In the entries below, find every line holding the string "Reichsburg" and collect it.

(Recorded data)
━━━━━━━━━━━━━━━━━━━━━━━━━━━━━━

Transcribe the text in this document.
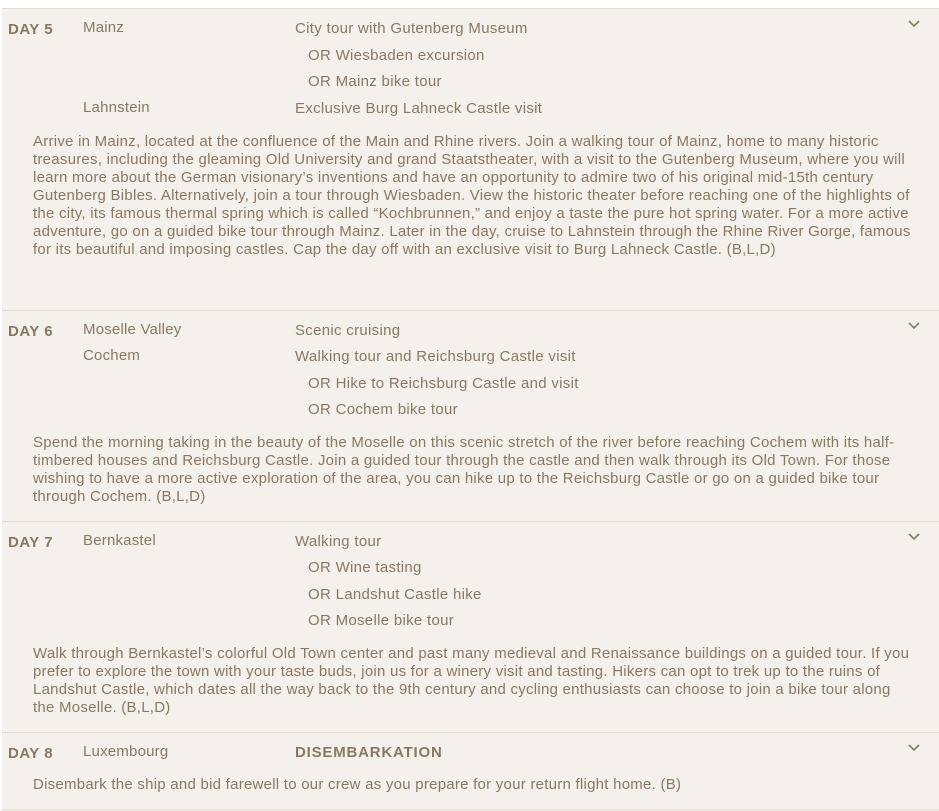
DAY 5 Mainz
Lahnstein
City tour with Gutenberg Museum
OR Wiesbaden excursion
OR Mainz bike tour
Exclusive Burg Lahneck Castle visit

Arrive in Mainz, located at the confluence of the Main and Rhine rivers. Join a walking tour of Mainz, home to many historic treasures, including the gleaming Old University and grand Staatstheater, with a visit to the Gutenberg Museum, where you will learn more about the German visionary’s inventions and have an opportunity to admire two of his original mid-15th century Gutenberg Bibles. Alternatively, join a tour through Wiesbaden. View the historic theater before reaching one of the highlights of the city, its famous thermal spring which is called “Kochbrunnen,” and enjoy a taste the pure hot spring water. For a more active adventure, go on a guided bike tour through Mainz. Later in the day, cruise to Lahnstein through the Rhine River Gorge, famous for its beautiful and imposing castles. Cap the day off with an exclusive visit to Burg Lahneck Castle. (B,L,D)

DAY 6 Moselle Valley
Cochem
Scenic cruising
Walking tour and Reichsburg Castle visit
OR Hike to Reichsburg Castle and visit
OR Cochem bike tour

Spend the morning taking in the beauty of the Moselle on this scenic stretch of the river before reaching Cochem with its half-timbered houses and Reichsburg Castle. Join a guided tour through the castle and then walk through its Old Town. For those wishing to have a more active exploration of the area, you can hike up to the Reichsburg Castle or go on a guided bike tour through Cochem. (B,L,D)

DAY 7 Bernkastel	Walking tour
OR Wine tasting
OR Landshut Castle hike
OR Moselle bike tour

Walk through Bernkastel’s colorful Old Town center and past many medieval and Renaissance buildings on a guided tour. If you prefer to explore the town with your taste buds, join us for a winery visit and tasting. Hikers can opt to trek up to the ruins of Landshut Castle, which dates all the way back to the 9th century and cycling enthusiasts can choose to join a bike tour along the Moselle. (B,L,D)

DAY 8 Luxembourg	DISEMBARKATION

Disembark the ship and bid farewell to our crew as you prepare for your return flight home. (B)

━━━━━━━━━━━━━━━━━━━━━━━━━━━━━━

Exercise solution —
Walking tour and Reichsburg Castle visit
OR Hike to Reichsburg Castle and visit
Spend the morning taking in the beauty of the Moselle on this scenic stretch of the river before reaching Cochem with its half-timbered houses and Reichsburg Castle. Join a guided tour through the castle and then walk through its Old Town. For those wishing to have a more active exploration of the area, you can hike up to the Reichsburg Castle or go on a guided bike tour through Cochem. (B,L,D)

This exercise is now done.